[Chart and figure data]
-- begin --
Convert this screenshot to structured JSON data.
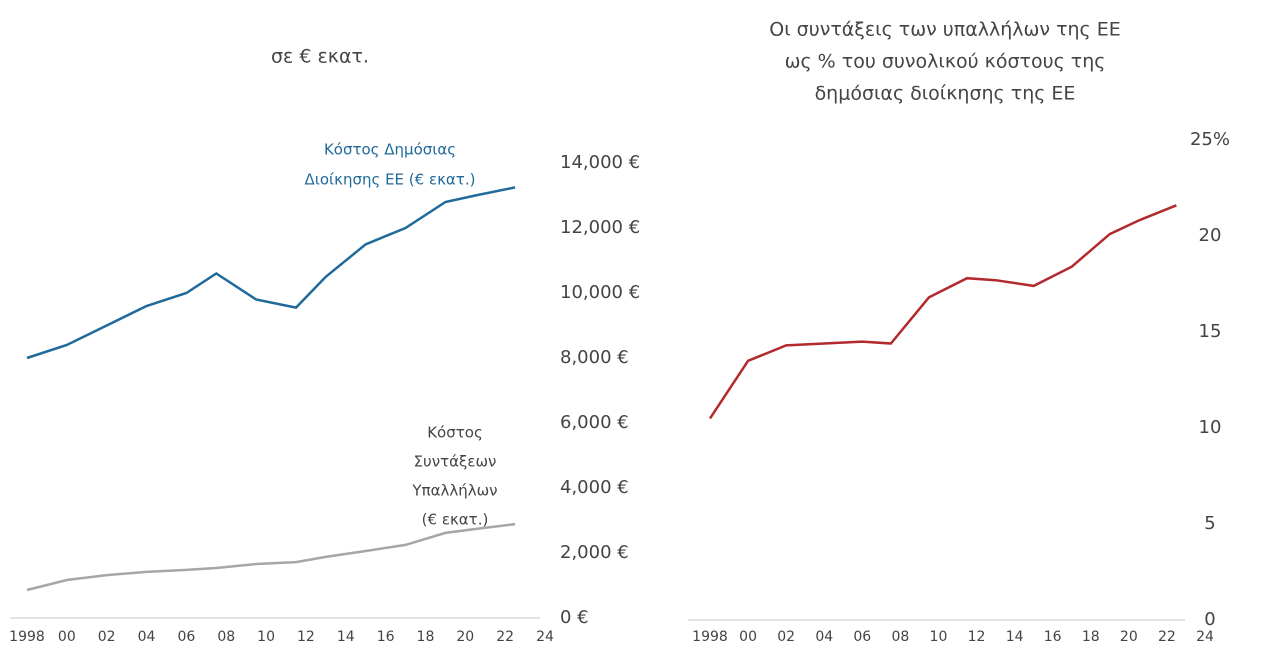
{
  "chart_data": [
    {
      "type": "line",
      "title": "σε € εκατ.",
      "x": [
        1998,
        2000,
        2002,
        2004,
        2006,
        2007.5,
        2009.5,
        2011.5,
        2013,
        2015,
        2017,
        2019,
        2020.5,
        2022.5
      ],
      "series": [
        {
          "name": [
            "Κόστος Δημόσιας",
            "Διοίκησης ΕΕ (€ εκατ.)"
          ],
          "color": "#1f6a9a",
          "values": [
            8000,
            8400,
            9000,
            9600,
            10000,
            10600,
            9800,
            9550,
            10500,
            11500,
            12000,
            12800,
            13000,
            13250
          ]
        },
        {
          "name": [
            "Κόστος",
            "Συντάξεων",
            "Υπαλλήλων",
            "(€ εκατ.)"
          ],
          "color": "#a6a6a6",
          "values": [
            860,
            1170,
            1320,
            1420,
            1480,
            1540,
            1660,
            1720,
            1880,
            2060,
            2250,
            2620,
            2740,
            2890
          ]
        }
      ],
      "xlim": [
        1998,
        2024
      ],
      "xticks": [
        1998,
        {
          "value": 2000,
          "label": "00"
        },
        {
          "value": 2002,
          "label": "02"
        },
        {
          "value": 2004,
          "label": "04"
        },
        {
          "value": 2006,
          "label": "06"
        },
        {
          "value": 2008,
          "label": "08"
        },
        {
          "value": 2010,
          "label": "10"
        },
        {
          "value": 2012,
          "label": "12"
        },
        {
          "value": 2014,
          "label": "14"
        },
        {
          "value": 2016,
          "label": "16"
        },
        {
          "value": 2018,
          "label": "18"
        },
        {
          "value": 2020,
          "label": "20"
        },
        {
          "value": 2022,
          "label": "22"
        },
        {
          "value": 2024,
          "label": "24"
        }
      ],
      "ylim": [
        0,
        14000
      ],
      "yticks": [
        {
          "value": 0,
          "label": "0 €"
        },
        {
          "value": 2000,
          "label": "2,000 €"
        },
        {
          "value": 4000,
          "label": "4,000 €"
        },
        {
          "value": 6000,
          "label": "6,000 €"
        },
        {
          "value": 8000,
          "label": "8,000 €"
        },
        {
          "value": 10000,
          "label": "10,000 €"
        },
        {
          "value": 12000,
          "label": "12,000 €"
        },
        {
          "value": 14000,
          "label": "14,000 €"
        }
      ]
    },
    {
      "type": "line",
      "title": [
        "Οι συντάξεις των υπαλλήλων της ΕΕ",
        "ως % του συνολικού κόστους της",
        "δημόσιας διοίκησης της ΕΕ"
      ],
      "x": [
        1998,
        2000,
        2002,
        2004,
        2006,
        2007.5,
        2009.5,
        2011.5,
        2013,
        2015,
        2017,
        2019,
        2020.5,
        2022.5
      ],
      "series": [
        {
          "color": "#b22a2e",
          "values": [
            10.5,
            13.5,
            14.3,
            14.4,
            14.5,
            14.4,
            16.8,
            17.8,
            17.7,
            17.4,
            18.4,
            20.1,
            20.8,
            21.6
          ]
        }
      ],
      "xlim": [
        1998,
        2024
      ],
      "xticks": [
        1998,
        {
          "value": 2000,
          "label": "00"
        },
        {
          "value": 2002,
          "label": "02"
        },
        {
          "value": 2004,
          "label": "04"
        },
        {
          "value": 2006,
          "label": "06"
        },
        {
          "value": 2008,
          "label": "08"
        },
        {
          "value": 2010,
          "label": "10"
        },
        {
          "value": 2012,
          "label": "12"
        },
        {
          "value": 2014,
          "label": "14"
        },
        {
          "value": 2016,
          "label": "16"
        },
        {
          "value": 2018,
          "label": "18"
        },
        {
          "value": 2020,
          "label": "20"
        },
        {
          "value": 2022,
          "label": "22"
        },
        {
          "value": 2024,
          "label": "24"
        }
      ],
      "ylim": [
        0,
        25
      ],
      "yticks": [
        0,
        5,
        10,
        15,
        20,
        {
          "value": 25,
          "label": "25%"
        }
      ]
    }
  ]
}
-- end --
• WHAT IS REQUIRED:
Leave out the pictures and reproduce the rest of the listing exactly.

• TASK OUTPUT:
Convert this screenshot to structured JSON data.
{
  "chart_data": [
    {
      "type": "line",
      "title": "σε € εκατ.",
      "x": [
        1998,
        2000,
        2002,
        2004,
        2006,
        2007.5,
        2009.5,
        2011.5,
        2013,
        2015,
        2017,
        2019,
        2020.5,
        2022.5
      ],
      "series": [
        {
          "name": [
            "Κόστος Δημόσιας",
            "Διοίκησης ΕΕ (€ εκατ.)"
          ],
          "color": "#1f6a9a",
          "values": [
            8000,
            8400,
            9000,
            9600,
            10000,
            10600,
            9800,
            9550,
            10500,
            11500,
            12000,
            12800,
            13000,
            13250
          ]
        },
        {
          "name": [
            "Κόστος",
            "Συντάξεων",
            "Υπαλλήλων",
            "(€ εκατ.)"
          ],
          "color": "#a6a6a6",
          "values": [
            860,
            1170,
            1320,
            1420,
            1480,
            1540,
            1660,
            1720,
            1880,
            2060,
            2250,
            2620,
            2740,
            2890
          ]
        }
      ],
      "xlim": [
        1998,
        2024
      ],
      "xticks": [
        1998,
        {
          "value": 2000,
          "label": "00"
        },
        {
          "value": 2002,
          "label": "02"
        },
        {
          "value": 2004,
          "label": "04"
        },
        {
          "value": 2006,
          "label": "06"
        },
        {
          "value": 2008,
          "label": "08"
        },
        {
          "value": 2010,
          "label": "10"
        },
        {
          "value": 2012,
          "label": "12"
        },
        {
          "value": 2014,
          "label": "14"
        },
        {
          "value": 2016,
          "label": "16"
        },
        {
          "value": 2018,
          "label": "18"
        },
        {
          "value": 2020,
          "label": "20"
        },
        {
          "value": 2022,
          "label": "22"
        },
        {
          "value": 2024,
          "label": "24"
        }
      ],
      "ylim": [
        0,
        14000
      ],
      "yticks": [
        {
          "value": 0,
          "label": "0 €"
        },
        {
          "value": 2000,
          "label": "2,000 €"
        },
        {
          "value": 4000,
          "label": "4,000 €"
        },
        {
          "value": 6000,
          "label": "6,000 €"
        },
        {
          "value": 8000,
          "label": "8,000 €"
        },
        {
          "value": 10000,
          "label": "10,000 €"
        },
        {
          "value": 12000,
          "label": "12,000 €"
        },
        {
          "value": 14000,
          "label": "14,000 €"
        }
      ]
    },
    {
      "type": "line",
      "title": [
        "Οι συντάξεις των υπαλλήλων της ΕΕ",
        "ως % του συνολικού κόστους της",
        "δημόσιας διοίκησης της ΕΕ"
      ],
      "x": [
        1998,
        2000,
        2002,
        2004,
        2006,
        2007.5,
        2009.5,
        2011.5,
        2013,
        2015,
        2017,
        2019,
        2020.5,
        2022.5
      ],
      "series": [
        {
          "color": "#b22a2e",
          "values": [
            10.5,
            13.5,
            14.3,
            14.4,
            14.5,
            14.4,
            16.8,
            17.8,
            17.7,
            17.4,
            18.4,
            20.1,
            20.8,
            21.6
          ]
        }
      ],
      "xlim": [
        1998,
        2024
      ],
      "xticks": [
        1998,
        {
          "value": 2000,
          "label": "00"
        },
        {
          "value": 2002,
          "label": "02"
        },
        {
          "value": 2004,
          "label": "04"
        },
        {
          "value": 2006,
          "label": "06"
        },
        {
          "value": 2008,
          "label": "08"
        },
        {
          "value": 2010,
          "label": "10"
        },
        {
          "value": 2012,
          "label": "12"
        },
        {
          "value": 2014,
          "label": "14"
        },
        {
          "value": 2016,
          "label": "16"
        },
        {
          "value": 2018,
          "label": "18"
        },
        {
          "value": 2020,
          "label": "20"
        },
        {
          "value": 2022,
          "label": "22"
        },
        {
          "value": 2024,
          "label": "24"
        }
      ],
      "ylim": [
        0,
        25
      ],
      "yticks": [
        0,
        5,
        10,
        15,
        20,
        {
          "value": 25,
          "label": "25%"
        }
      ]
    }
  ]
}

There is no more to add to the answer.